-- START --
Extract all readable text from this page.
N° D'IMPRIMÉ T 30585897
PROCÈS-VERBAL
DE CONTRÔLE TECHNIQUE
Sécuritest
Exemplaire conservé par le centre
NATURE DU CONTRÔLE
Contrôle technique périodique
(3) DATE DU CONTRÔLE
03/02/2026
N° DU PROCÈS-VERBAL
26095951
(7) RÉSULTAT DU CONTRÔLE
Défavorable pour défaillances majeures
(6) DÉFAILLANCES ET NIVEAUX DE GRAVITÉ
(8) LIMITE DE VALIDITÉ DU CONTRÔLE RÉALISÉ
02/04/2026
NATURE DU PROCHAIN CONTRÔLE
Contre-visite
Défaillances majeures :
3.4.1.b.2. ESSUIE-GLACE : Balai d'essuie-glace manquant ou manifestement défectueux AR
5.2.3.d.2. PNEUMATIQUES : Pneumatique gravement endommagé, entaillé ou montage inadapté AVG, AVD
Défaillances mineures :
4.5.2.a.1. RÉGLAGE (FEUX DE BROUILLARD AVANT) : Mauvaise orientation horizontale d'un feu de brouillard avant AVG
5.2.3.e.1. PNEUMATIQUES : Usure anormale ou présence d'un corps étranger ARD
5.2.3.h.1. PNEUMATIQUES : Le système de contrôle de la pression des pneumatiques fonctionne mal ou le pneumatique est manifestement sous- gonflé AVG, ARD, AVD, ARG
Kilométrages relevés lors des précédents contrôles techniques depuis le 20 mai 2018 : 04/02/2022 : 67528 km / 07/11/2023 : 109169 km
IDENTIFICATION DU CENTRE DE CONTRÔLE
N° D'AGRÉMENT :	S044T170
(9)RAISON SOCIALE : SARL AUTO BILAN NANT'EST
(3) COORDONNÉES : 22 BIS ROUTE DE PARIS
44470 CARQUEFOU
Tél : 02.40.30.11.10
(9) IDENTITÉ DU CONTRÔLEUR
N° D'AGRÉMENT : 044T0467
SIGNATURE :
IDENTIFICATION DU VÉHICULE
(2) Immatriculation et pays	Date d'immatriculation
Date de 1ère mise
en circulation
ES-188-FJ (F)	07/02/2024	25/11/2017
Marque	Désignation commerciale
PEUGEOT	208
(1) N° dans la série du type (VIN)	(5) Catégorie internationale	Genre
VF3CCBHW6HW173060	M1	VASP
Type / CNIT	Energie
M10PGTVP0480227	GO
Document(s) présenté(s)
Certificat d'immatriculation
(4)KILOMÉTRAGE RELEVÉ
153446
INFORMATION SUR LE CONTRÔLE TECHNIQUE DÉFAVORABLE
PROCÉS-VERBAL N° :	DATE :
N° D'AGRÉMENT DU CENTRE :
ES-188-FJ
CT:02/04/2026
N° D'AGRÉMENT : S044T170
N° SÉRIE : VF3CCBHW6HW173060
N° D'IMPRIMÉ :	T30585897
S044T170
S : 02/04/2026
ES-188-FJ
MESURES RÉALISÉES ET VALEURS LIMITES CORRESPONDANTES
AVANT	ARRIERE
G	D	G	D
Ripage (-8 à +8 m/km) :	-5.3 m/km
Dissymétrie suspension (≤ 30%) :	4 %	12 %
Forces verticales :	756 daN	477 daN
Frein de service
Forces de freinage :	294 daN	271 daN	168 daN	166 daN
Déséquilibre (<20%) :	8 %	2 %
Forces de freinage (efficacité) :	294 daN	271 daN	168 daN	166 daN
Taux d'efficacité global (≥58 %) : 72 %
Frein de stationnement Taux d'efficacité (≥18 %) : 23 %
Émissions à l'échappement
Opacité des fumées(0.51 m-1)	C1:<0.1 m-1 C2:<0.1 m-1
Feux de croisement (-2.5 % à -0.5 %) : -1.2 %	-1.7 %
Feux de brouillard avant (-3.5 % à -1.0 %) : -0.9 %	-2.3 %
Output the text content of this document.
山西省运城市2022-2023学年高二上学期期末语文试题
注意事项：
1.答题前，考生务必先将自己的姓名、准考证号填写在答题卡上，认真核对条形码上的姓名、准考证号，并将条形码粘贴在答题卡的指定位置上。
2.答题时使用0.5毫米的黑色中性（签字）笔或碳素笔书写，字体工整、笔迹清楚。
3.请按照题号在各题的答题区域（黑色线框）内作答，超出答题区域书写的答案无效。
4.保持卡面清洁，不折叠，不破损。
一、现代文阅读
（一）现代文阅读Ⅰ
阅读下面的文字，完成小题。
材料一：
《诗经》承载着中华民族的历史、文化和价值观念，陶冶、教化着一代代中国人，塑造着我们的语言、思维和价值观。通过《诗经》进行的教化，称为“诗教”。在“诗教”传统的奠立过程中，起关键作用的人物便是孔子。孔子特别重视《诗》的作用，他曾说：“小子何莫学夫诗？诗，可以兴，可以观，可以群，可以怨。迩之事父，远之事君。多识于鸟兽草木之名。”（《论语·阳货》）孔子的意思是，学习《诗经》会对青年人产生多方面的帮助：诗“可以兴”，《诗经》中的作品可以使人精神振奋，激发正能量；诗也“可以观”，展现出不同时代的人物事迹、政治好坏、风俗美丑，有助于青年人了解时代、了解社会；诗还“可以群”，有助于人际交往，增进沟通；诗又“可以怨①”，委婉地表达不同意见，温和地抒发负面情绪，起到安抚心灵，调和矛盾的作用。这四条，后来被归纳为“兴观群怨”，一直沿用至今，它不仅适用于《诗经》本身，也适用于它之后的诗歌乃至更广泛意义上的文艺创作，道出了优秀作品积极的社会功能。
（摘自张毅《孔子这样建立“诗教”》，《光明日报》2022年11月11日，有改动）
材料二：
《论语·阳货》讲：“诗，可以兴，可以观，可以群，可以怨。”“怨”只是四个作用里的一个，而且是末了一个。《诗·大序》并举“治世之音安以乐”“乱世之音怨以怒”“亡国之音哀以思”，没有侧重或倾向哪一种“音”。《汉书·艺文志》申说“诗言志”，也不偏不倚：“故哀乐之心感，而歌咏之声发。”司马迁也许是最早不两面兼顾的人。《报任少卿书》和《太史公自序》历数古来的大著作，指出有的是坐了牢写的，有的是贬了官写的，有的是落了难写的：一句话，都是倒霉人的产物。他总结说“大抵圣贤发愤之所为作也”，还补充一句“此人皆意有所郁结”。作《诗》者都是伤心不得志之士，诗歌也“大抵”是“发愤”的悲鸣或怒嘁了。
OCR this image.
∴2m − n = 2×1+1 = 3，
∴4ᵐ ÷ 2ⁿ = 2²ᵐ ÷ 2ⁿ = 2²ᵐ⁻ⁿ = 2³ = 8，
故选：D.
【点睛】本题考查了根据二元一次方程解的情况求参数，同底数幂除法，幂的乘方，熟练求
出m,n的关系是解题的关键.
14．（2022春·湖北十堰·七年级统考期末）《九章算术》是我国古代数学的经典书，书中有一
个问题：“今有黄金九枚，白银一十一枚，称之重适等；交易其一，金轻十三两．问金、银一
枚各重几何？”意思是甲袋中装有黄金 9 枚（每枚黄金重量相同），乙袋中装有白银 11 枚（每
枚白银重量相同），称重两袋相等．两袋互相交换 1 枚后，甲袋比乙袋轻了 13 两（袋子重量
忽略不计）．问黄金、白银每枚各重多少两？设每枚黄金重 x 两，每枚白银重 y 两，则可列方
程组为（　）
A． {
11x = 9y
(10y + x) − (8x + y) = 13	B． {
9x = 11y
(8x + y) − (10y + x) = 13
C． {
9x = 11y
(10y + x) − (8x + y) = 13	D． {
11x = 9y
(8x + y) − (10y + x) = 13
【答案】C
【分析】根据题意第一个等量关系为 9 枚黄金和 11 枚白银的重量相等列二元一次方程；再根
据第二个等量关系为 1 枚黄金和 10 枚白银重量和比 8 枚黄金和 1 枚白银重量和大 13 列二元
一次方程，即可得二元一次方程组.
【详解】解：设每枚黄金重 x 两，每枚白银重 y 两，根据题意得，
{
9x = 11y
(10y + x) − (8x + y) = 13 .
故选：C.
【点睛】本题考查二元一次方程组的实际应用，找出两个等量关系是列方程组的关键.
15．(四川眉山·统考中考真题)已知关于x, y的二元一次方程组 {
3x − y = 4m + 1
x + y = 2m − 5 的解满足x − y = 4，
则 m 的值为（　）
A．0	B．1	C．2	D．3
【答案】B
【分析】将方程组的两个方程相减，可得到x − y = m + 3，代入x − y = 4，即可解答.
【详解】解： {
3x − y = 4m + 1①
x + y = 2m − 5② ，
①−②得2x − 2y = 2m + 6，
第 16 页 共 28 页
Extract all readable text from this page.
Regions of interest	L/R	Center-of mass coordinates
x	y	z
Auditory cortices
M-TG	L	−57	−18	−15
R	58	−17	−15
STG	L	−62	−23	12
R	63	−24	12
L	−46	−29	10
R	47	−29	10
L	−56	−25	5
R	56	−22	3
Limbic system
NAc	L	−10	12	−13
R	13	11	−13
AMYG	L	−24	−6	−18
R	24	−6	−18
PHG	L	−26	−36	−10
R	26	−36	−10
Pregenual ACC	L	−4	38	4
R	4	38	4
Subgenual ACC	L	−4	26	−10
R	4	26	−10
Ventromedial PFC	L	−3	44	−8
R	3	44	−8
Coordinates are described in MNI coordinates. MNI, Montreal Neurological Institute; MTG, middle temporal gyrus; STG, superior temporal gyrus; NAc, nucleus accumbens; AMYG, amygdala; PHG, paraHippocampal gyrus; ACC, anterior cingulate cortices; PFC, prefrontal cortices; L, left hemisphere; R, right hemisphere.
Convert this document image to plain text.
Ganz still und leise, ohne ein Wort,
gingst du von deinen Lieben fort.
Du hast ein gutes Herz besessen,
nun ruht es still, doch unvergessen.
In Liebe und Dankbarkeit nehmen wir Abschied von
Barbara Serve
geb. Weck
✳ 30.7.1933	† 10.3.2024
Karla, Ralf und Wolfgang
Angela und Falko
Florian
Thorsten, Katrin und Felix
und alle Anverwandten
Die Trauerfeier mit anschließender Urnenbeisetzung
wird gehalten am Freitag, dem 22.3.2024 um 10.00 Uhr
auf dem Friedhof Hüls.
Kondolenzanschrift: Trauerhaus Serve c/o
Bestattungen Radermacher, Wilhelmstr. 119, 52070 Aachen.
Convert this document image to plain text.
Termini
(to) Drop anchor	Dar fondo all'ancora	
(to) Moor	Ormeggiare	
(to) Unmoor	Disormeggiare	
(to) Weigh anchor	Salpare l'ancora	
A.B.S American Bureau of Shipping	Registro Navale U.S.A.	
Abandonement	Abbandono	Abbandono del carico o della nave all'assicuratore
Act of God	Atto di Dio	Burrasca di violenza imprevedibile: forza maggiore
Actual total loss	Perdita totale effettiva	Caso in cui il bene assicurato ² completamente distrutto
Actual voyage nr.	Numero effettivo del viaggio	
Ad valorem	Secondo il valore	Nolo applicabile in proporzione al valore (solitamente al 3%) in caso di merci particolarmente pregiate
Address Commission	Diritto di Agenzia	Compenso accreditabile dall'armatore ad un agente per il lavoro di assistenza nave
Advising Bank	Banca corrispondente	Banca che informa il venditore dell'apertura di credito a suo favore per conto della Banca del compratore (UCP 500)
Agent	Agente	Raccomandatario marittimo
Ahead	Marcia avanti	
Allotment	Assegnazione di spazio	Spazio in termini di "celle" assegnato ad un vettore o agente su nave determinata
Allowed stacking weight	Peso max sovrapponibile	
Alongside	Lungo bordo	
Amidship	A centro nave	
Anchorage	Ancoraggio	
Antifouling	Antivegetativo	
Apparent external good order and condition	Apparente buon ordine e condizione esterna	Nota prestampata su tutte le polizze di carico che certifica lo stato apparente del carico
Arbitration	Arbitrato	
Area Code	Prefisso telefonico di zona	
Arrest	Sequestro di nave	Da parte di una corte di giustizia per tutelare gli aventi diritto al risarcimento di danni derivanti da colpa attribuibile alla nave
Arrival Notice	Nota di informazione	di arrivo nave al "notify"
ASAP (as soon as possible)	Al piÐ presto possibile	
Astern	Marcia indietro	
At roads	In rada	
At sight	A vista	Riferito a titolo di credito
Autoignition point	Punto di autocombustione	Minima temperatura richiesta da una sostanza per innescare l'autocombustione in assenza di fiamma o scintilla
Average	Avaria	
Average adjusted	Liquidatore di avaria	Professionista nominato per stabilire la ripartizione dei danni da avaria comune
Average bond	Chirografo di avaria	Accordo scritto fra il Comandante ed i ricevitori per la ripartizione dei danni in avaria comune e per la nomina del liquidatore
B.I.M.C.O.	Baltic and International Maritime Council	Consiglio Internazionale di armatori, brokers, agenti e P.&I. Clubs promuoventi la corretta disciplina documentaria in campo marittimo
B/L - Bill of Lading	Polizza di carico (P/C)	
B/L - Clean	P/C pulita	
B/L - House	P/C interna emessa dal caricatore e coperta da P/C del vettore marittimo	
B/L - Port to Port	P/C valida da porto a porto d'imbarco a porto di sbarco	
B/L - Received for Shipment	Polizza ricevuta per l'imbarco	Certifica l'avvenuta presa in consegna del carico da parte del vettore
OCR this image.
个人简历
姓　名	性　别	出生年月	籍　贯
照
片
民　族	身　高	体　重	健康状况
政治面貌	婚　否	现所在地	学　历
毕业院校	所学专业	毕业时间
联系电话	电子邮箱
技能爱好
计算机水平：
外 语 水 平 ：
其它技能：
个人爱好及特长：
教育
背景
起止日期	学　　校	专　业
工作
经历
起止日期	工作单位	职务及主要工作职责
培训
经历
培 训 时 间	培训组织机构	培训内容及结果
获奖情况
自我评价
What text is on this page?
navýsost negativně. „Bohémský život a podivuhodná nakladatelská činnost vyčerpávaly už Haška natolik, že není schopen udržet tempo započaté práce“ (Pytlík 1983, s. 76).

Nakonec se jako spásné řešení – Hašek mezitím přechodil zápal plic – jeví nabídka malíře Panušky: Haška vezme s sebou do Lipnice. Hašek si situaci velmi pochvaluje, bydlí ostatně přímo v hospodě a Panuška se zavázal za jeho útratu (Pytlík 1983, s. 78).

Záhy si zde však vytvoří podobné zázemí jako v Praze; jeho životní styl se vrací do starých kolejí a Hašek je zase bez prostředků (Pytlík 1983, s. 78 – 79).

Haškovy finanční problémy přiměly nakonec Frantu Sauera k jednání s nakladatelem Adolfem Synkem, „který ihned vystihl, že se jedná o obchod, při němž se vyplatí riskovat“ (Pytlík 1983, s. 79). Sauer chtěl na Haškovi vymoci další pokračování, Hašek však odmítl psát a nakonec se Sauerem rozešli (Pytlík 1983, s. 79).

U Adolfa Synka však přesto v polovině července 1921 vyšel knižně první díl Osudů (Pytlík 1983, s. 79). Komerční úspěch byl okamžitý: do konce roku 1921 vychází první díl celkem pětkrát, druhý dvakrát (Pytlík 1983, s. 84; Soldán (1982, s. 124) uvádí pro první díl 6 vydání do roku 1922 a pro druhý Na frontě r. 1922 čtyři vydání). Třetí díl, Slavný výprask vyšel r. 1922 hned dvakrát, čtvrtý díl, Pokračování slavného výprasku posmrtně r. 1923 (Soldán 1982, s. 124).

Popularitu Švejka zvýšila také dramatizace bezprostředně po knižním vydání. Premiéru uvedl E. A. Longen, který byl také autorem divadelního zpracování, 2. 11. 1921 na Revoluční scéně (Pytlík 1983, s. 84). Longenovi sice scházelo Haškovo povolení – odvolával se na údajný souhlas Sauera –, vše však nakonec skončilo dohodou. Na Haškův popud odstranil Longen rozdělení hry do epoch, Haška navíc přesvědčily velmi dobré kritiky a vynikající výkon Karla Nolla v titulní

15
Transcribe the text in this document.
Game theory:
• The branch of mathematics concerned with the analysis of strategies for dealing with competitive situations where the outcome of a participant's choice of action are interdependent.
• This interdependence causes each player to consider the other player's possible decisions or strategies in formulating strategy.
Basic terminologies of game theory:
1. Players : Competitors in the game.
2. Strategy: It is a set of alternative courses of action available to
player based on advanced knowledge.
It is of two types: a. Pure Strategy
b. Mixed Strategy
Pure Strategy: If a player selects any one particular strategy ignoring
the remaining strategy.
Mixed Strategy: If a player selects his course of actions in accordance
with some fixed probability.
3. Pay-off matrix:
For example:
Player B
-- END --
THE REQUEST.
Look for "comune" and pull out every line that has it.

RESULT.
Average adjusted	Liquidatore di avaria	Professionista nominato per stabilire la ripartizione dei danni da avaria comune
Average bond	Chirografo di avaria	Accordo scritto fra il Comandante ed i ricevitori per la ripartizione dei danni in avaria comune e per la nomina del liquidatore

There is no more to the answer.